Recorded data:
******************************

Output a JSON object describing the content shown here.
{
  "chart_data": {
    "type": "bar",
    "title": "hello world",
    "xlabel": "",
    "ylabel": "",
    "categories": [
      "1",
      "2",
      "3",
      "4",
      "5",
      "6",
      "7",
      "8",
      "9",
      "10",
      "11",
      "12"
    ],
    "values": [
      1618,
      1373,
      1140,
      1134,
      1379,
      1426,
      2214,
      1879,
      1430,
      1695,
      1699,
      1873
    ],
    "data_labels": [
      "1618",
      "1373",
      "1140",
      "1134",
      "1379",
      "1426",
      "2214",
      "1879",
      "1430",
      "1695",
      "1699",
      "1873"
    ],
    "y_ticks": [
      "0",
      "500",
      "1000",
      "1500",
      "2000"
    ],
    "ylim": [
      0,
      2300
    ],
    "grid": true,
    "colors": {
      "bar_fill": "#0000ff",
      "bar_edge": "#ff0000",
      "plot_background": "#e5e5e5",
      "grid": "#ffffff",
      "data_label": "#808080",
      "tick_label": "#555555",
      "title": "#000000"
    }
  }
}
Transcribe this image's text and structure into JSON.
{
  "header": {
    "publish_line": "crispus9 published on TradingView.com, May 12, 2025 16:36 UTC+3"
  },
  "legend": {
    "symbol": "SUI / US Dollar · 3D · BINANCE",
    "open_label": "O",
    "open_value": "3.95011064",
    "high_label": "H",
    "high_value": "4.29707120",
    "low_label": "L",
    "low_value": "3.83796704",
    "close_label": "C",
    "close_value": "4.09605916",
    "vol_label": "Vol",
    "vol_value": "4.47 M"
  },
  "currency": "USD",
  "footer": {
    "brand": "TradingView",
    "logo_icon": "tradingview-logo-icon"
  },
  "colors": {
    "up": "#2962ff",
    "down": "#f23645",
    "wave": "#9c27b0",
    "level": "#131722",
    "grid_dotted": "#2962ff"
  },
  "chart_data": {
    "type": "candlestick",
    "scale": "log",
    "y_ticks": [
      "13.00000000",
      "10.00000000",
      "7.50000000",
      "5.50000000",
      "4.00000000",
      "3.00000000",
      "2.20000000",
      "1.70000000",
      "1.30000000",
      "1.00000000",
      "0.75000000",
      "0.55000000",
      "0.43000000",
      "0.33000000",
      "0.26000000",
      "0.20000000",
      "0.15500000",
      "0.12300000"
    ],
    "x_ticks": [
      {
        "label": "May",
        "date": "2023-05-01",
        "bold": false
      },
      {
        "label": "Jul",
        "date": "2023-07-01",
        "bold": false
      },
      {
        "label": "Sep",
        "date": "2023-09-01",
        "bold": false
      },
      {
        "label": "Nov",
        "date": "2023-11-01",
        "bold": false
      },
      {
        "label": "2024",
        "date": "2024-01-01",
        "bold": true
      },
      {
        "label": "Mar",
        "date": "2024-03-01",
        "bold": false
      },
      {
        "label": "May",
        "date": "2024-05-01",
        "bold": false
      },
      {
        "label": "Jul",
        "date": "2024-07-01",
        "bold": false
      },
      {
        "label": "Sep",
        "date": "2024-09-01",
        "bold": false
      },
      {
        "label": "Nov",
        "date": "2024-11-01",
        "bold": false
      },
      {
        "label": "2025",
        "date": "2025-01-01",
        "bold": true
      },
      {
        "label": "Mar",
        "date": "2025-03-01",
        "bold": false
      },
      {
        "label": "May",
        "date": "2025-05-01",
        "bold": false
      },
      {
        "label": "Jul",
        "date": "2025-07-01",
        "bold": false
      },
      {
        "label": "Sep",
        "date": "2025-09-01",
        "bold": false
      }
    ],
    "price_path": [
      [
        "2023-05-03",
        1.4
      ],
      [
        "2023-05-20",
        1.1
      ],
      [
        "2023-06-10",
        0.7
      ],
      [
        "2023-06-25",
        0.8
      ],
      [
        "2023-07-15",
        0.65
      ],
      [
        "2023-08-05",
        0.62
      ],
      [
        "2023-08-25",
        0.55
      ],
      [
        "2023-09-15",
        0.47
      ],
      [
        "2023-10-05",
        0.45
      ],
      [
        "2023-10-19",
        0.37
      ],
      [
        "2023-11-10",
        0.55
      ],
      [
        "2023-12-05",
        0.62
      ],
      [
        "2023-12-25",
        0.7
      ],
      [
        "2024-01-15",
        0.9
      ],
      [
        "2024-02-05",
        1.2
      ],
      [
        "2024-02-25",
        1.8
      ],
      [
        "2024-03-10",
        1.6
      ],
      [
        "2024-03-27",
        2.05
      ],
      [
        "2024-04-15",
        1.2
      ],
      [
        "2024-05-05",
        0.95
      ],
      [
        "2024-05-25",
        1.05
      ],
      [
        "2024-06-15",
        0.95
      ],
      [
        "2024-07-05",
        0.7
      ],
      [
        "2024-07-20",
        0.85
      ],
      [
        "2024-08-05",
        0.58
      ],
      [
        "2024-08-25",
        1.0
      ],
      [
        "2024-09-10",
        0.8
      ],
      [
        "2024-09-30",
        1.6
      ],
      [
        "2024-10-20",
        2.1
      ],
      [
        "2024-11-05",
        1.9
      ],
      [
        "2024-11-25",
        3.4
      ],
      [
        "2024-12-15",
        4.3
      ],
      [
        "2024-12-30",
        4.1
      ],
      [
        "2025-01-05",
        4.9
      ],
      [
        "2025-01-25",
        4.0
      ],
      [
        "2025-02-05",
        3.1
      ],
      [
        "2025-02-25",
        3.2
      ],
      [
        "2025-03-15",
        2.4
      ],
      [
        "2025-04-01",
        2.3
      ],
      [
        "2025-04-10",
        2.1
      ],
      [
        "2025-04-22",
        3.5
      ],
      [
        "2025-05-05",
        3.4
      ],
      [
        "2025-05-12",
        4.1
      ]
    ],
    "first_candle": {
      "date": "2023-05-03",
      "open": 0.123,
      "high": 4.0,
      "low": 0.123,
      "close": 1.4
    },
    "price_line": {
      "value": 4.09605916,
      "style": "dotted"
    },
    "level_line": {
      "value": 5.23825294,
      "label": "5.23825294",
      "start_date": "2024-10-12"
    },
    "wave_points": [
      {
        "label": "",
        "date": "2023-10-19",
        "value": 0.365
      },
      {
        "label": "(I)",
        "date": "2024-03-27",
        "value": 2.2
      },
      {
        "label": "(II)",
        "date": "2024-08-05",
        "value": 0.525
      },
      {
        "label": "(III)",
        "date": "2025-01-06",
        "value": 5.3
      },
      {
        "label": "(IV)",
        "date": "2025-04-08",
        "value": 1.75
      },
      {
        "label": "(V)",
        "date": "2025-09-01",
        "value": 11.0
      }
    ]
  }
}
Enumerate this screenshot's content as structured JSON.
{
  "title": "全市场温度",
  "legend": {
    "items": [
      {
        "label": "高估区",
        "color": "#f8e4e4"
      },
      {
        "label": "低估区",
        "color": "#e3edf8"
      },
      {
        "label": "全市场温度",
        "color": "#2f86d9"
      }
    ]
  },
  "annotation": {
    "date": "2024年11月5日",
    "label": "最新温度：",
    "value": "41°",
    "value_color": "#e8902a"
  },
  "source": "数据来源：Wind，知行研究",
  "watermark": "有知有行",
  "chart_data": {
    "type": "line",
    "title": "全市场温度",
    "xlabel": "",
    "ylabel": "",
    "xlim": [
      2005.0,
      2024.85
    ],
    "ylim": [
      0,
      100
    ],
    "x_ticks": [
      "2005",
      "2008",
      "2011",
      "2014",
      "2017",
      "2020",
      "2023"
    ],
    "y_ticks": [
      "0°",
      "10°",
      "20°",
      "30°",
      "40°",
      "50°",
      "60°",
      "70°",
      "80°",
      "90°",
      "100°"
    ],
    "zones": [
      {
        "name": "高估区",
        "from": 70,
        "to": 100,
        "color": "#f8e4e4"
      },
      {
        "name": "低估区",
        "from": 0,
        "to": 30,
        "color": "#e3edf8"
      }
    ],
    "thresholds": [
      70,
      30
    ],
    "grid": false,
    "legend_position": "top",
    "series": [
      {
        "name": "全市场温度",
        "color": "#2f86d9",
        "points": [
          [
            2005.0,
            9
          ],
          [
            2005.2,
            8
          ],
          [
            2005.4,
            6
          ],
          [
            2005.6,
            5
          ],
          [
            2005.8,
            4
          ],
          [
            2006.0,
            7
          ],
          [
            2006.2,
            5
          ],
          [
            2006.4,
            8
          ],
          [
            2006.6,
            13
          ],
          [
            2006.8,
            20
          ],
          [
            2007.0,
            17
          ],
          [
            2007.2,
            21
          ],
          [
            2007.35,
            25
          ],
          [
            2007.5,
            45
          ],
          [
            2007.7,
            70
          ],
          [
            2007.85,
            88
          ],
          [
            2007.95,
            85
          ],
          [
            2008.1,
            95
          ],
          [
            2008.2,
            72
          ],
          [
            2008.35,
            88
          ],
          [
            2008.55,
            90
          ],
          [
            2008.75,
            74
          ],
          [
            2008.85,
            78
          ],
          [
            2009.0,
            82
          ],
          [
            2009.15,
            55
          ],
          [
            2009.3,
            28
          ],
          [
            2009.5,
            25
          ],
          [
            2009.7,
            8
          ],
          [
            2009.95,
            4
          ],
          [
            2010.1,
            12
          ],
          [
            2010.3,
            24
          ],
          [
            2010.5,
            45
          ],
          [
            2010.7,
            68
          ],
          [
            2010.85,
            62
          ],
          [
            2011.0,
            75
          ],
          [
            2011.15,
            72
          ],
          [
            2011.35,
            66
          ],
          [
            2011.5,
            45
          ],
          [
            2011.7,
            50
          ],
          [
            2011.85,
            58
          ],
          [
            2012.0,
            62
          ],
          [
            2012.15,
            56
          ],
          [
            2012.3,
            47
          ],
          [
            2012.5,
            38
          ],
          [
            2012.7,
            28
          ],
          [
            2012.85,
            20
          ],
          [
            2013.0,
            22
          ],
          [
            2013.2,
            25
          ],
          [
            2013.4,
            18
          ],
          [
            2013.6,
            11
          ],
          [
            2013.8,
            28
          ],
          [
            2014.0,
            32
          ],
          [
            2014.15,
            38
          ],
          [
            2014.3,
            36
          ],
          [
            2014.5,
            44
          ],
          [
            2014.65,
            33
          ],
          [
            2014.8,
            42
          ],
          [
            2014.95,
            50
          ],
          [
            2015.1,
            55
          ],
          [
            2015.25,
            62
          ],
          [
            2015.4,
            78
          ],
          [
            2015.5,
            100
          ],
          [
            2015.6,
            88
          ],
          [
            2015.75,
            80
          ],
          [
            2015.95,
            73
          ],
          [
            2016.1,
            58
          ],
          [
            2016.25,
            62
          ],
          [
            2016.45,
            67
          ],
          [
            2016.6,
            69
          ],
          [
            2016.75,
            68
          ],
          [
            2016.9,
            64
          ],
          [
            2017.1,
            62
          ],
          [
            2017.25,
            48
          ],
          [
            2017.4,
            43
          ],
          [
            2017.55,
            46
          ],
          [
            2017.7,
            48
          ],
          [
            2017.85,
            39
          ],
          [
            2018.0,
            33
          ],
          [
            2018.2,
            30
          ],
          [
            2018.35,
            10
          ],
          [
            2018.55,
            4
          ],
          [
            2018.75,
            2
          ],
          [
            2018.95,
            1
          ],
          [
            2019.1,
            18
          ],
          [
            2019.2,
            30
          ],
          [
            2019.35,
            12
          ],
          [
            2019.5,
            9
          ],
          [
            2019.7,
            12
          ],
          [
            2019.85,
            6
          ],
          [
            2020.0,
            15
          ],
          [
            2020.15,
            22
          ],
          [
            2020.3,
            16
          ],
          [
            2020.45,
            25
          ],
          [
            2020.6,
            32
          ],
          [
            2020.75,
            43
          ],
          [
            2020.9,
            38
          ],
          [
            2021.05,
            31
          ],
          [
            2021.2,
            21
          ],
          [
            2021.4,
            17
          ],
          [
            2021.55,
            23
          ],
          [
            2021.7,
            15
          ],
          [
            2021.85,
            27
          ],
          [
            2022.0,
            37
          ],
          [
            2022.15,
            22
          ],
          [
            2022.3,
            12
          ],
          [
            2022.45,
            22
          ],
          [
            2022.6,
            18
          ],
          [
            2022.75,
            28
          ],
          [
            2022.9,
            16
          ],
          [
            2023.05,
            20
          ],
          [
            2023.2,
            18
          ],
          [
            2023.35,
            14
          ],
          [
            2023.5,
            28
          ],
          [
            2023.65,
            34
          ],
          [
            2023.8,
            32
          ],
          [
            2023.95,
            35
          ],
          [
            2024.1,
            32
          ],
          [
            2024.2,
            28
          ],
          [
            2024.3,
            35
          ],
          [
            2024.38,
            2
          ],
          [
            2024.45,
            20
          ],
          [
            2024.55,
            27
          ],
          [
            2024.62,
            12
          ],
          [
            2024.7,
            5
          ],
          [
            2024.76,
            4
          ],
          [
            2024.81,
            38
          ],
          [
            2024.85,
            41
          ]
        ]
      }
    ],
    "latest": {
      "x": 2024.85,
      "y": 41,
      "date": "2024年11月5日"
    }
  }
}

******************************

Task description: Using the entries above, find all lines with "type". Copy them.

Response to this task:
    "type": "bar",
    "type": "candlestick",
    "type": "line",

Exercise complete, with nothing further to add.